Write out the listing below word for word, from the line containing "Localize all elements." through the line containing "issue-date: setembro 2021", including both of those lines.

DATA SHOWN:
* Start *

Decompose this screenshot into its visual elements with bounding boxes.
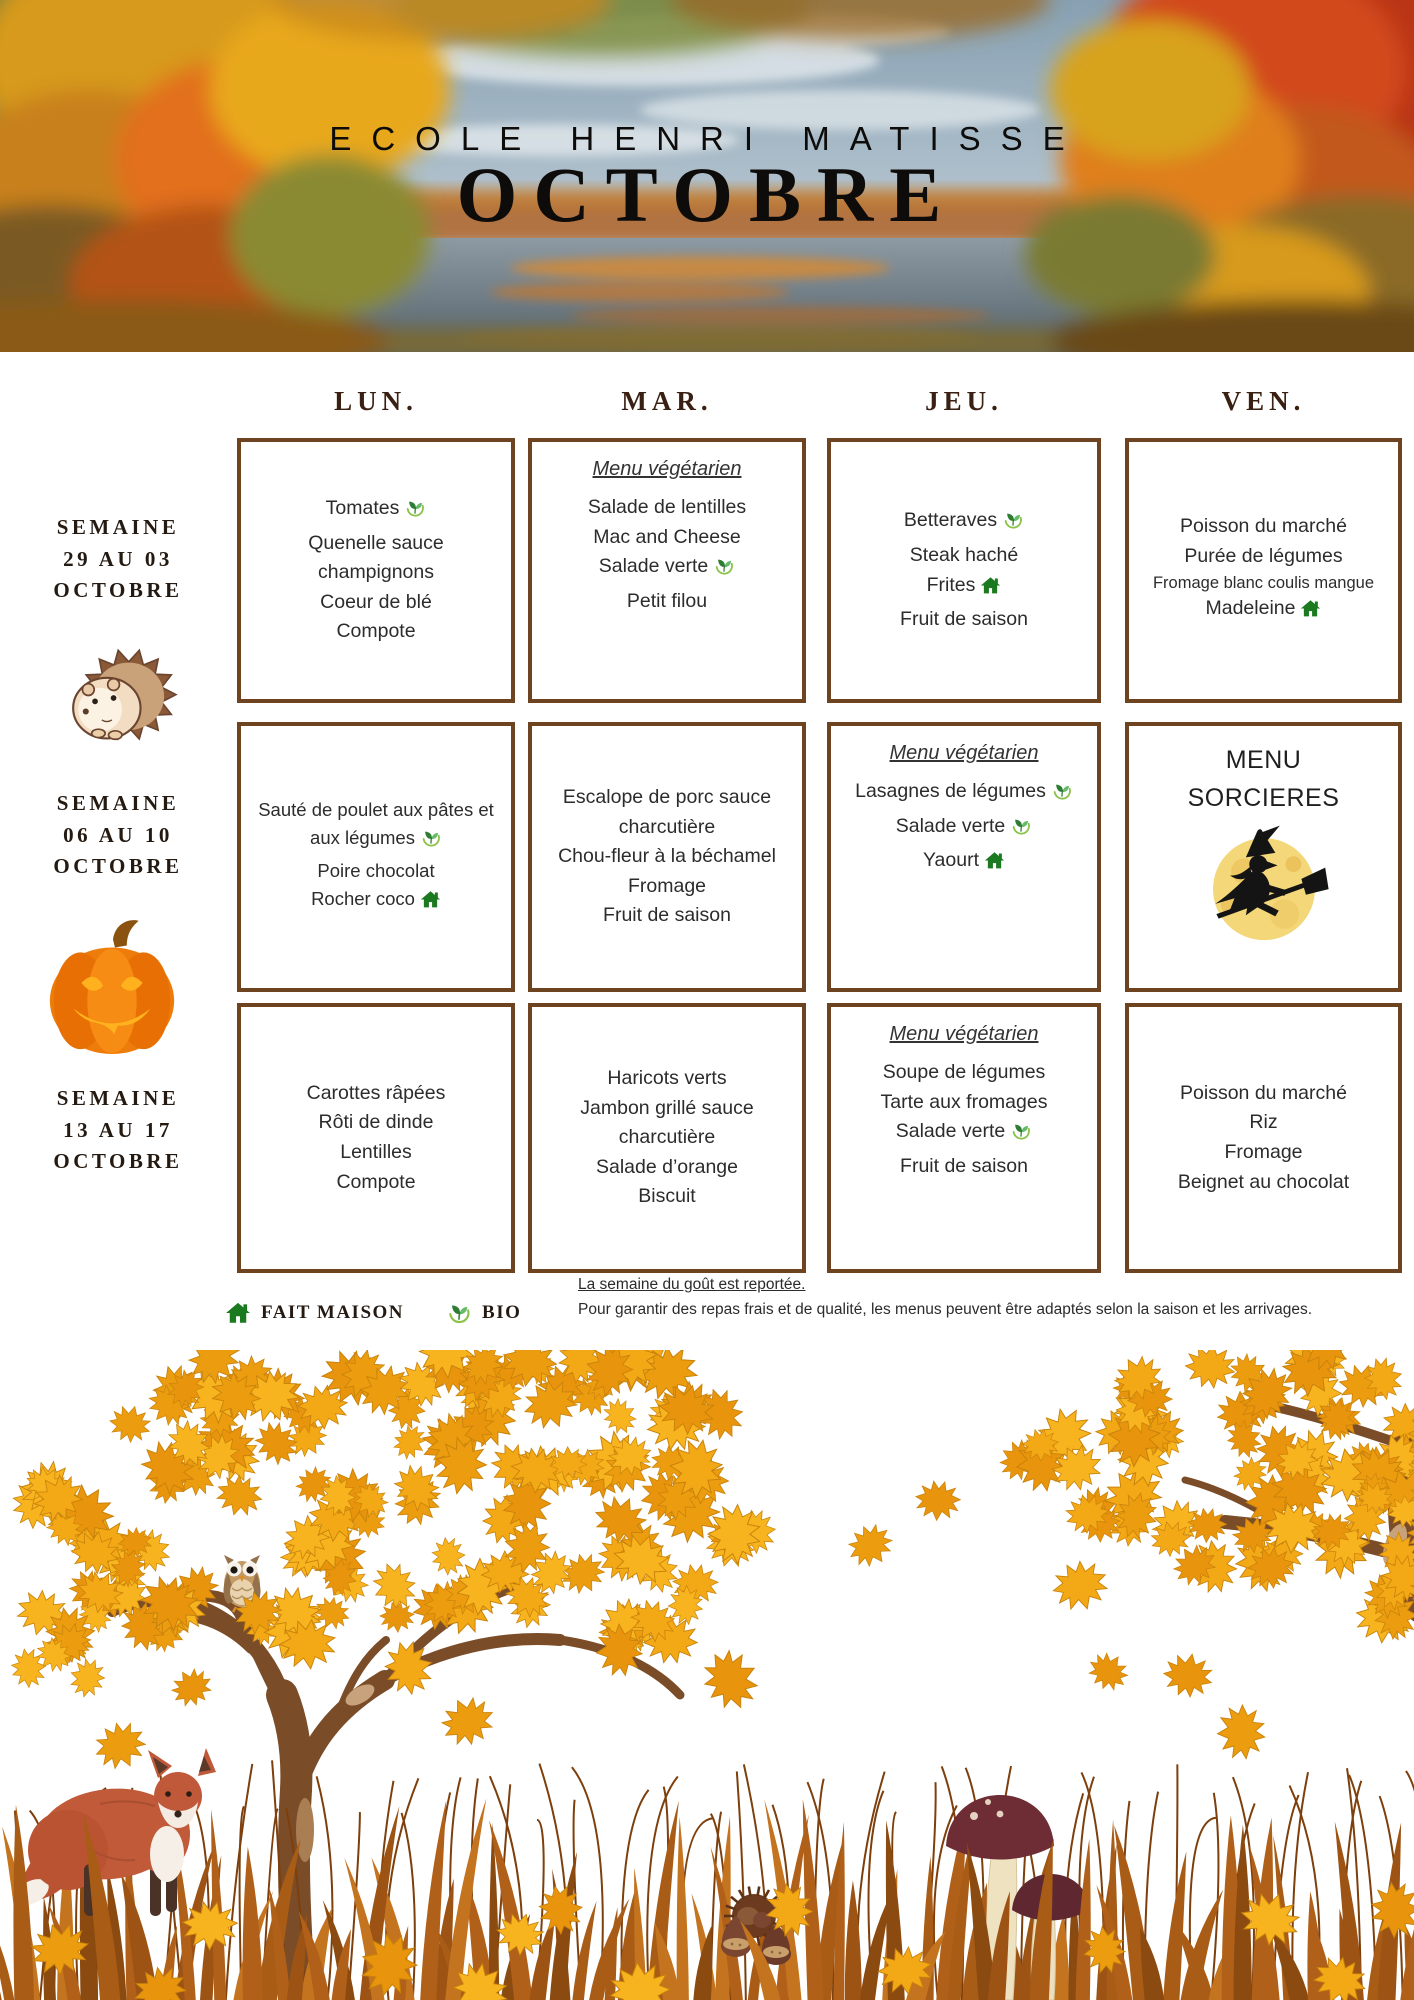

* End *
* Start *

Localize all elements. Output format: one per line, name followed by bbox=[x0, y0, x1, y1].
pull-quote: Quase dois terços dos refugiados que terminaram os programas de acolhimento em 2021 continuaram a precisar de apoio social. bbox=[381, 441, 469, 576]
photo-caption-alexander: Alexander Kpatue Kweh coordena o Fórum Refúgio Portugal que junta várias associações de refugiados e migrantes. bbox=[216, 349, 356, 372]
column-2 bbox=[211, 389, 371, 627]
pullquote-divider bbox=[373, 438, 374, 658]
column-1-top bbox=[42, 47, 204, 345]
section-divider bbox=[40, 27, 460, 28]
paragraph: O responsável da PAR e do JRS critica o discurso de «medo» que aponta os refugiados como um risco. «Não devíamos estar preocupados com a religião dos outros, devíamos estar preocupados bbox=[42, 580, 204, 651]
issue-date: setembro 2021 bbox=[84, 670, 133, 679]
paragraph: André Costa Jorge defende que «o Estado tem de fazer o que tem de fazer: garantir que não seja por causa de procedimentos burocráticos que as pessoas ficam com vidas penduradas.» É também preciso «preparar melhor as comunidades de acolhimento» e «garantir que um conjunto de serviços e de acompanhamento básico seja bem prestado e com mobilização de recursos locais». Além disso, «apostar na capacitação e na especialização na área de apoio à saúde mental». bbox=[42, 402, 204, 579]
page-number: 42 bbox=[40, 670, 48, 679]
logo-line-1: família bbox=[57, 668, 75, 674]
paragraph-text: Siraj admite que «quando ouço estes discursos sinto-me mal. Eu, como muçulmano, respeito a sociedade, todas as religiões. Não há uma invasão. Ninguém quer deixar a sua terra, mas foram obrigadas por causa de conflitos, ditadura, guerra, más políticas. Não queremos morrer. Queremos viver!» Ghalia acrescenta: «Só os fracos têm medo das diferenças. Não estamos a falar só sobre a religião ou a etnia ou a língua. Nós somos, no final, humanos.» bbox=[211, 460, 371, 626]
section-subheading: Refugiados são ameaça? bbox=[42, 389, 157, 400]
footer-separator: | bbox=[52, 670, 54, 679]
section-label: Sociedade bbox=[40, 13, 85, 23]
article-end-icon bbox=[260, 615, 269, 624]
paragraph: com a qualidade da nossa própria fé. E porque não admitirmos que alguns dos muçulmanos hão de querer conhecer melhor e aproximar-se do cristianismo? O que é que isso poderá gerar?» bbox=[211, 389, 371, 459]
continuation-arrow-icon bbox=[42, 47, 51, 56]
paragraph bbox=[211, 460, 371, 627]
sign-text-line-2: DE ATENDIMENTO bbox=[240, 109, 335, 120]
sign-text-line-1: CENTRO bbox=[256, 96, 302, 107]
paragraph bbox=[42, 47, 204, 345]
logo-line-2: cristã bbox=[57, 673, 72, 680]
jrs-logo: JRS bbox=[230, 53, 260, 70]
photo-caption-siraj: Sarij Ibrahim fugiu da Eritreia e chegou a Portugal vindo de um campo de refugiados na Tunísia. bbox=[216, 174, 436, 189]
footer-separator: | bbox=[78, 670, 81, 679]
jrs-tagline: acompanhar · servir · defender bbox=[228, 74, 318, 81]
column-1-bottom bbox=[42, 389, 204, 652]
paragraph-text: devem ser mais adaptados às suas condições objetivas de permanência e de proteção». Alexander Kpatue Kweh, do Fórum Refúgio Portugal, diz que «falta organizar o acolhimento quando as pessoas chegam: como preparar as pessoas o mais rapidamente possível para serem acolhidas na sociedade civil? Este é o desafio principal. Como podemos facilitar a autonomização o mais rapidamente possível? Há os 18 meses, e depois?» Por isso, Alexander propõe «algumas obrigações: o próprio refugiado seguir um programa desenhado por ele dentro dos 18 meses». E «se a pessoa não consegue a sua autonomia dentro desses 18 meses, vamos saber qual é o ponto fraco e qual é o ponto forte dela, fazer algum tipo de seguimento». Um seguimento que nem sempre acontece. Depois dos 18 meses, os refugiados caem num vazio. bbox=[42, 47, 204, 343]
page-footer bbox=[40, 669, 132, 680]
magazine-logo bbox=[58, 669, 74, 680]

* End *

SOLVED PROBLEM:
Localize all elements. Output format: one per line, name followed by bbox=[x0, y0, x1, y1].
pull-quote: Quase dois terços dos refugiados que terminaram os programas de acolhimento em 2021 continuaram a precisar de apoio social. bbox=[381, 441, 469, 576]
photo-caption-alexander: Alexander Kpatue Kweh coordena o Fórum Refúgio Portugal que junta várias associações de refugiados e migrantes. bbox=[216, 349, 356, 372]
column-2 bbox=[211, 389, 371, 627]
pullquote-divider bbox=[373, 438, 374, 658]
column-1-top bbox=[42, 47, 204, 345]
section-divider bbox=[40, 27, 460, 28]
paragraph: O responsável da PAR e do JRS critica o discurso de «medo» que aponta os refugiados como um risco. «Não devíamos estar preocupados com a religião dos outros, devíamos estar preocupados bbox=[42, 580, 204, 651]
issue-date: setembro 2021 bbox=[84, 670, 133, 679]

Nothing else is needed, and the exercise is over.